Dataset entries
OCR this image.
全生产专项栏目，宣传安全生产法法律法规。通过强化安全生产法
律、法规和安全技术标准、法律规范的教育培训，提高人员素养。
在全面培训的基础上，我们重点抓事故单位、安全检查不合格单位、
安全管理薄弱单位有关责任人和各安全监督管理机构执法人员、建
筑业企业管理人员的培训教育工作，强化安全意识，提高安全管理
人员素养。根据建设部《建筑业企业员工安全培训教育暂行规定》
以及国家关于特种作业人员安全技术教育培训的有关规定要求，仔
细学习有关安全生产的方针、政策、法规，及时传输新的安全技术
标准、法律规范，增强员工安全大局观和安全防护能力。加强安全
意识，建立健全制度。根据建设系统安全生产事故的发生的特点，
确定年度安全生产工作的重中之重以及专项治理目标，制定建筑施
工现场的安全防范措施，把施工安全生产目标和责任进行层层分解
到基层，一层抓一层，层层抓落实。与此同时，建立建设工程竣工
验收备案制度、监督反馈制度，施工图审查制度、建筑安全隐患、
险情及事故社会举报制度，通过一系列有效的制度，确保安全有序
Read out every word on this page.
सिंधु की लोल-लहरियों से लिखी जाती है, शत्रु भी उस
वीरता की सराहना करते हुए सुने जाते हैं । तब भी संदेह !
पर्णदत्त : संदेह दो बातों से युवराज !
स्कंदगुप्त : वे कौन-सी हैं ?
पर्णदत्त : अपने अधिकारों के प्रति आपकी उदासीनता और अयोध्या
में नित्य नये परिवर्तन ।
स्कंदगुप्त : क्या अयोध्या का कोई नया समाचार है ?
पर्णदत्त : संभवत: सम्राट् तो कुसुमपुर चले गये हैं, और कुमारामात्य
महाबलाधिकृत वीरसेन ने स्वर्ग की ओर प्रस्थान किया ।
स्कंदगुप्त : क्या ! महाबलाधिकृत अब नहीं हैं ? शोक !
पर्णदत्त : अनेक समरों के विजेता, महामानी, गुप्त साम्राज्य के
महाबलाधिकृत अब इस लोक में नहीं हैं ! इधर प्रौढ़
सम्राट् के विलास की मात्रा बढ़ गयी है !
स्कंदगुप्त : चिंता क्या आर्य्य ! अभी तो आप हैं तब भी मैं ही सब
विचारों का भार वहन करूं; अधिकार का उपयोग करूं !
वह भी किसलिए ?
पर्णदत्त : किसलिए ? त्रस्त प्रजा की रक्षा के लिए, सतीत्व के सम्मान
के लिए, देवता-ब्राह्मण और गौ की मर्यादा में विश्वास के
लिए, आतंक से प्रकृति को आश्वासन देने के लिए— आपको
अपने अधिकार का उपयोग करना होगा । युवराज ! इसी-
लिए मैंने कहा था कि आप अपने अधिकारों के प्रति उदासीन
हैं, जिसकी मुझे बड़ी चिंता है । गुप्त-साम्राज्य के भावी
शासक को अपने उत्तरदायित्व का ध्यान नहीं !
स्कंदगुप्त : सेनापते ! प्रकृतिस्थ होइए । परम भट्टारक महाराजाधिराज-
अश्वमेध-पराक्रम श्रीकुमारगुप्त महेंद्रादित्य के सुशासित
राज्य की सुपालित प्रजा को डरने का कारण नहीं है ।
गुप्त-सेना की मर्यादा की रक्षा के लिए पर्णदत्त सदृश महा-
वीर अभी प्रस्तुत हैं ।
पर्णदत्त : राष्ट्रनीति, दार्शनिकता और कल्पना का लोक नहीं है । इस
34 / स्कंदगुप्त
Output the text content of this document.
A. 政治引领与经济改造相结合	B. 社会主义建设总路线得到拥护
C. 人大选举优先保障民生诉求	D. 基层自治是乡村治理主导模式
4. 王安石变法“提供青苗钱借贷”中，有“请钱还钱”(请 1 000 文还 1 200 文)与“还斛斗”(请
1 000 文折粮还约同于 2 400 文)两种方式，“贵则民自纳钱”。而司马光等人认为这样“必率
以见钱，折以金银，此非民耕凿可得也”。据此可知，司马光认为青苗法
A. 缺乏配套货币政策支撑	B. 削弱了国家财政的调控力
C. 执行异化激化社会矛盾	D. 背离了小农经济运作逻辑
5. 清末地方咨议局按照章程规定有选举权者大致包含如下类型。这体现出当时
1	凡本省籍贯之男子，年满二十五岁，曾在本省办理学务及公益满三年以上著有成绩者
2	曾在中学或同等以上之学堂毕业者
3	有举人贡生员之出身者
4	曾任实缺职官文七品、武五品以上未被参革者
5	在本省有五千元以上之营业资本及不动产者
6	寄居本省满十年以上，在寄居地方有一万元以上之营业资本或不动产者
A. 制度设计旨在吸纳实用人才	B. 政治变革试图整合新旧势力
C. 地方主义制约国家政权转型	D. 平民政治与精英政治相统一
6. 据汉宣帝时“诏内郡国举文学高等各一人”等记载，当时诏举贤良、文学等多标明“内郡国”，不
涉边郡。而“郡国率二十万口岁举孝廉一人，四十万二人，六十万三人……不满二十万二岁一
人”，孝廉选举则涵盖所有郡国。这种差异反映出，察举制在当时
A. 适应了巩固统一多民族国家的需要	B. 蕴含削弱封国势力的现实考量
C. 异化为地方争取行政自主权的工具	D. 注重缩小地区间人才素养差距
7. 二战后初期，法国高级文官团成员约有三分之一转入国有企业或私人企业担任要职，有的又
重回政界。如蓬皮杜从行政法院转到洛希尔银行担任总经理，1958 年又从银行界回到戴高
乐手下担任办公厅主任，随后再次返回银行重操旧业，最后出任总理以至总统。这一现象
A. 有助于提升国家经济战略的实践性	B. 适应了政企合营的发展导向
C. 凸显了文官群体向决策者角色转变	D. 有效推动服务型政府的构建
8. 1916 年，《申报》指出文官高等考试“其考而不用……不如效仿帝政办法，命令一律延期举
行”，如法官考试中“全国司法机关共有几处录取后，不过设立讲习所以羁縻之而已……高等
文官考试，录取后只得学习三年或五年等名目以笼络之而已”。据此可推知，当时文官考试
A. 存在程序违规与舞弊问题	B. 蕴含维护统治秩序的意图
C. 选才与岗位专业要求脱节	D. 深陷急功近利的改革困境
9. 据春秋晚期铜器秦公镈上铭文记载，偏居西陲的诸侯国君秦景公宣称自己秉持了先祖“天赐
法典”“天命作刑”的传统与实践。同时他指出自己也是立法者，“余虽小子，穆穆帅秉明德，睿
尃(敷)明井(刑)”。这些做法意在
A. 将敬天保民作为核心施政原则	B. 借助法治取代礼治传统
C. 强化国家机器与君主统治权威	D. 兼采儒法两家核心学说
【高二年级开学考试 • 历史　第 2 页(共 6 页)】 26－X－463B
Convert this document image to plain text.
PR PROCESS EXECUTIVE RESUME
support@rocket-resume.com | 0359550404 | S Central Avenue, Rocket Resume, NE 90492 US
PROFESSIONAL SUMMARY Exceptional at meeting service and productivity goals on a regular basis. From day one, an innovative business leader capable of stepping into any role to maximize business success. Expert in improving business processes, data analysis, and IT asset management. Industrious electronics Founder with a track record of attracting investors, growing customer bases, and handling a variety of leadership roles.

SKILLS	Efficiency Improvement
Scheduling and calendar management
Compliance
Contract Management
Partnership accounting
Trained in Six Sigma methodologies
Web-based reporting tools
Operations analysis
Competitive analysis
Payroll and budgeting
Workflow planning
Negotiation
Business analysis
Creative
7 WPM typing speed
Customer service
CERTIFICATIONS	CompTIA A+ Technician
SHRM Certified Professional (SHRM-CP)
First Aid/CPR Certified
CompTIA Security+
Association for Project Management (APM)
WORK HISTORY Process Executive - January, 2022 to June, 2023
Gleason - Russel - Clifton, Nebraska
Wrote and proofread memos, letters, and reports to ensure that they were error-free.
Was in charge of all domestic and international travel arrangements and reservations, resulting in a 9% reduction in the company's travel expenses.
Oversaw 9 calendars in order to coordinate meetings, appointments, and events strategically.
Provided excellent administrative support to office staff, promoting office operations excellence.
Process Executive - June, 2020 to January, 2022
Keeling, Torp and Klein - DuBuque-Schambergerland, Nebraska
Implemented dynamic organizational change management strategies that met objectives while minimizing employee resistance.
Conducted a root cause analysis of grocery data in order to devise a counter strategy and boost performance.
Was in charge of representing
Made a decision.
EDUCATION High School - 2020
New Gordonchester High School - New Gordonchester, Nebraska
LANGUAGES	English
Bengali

**What this task involves:** Select and copy every line of the listing with the word "text".

**Written reply:**
Output the text content of this document.
Convert this document image to plain text.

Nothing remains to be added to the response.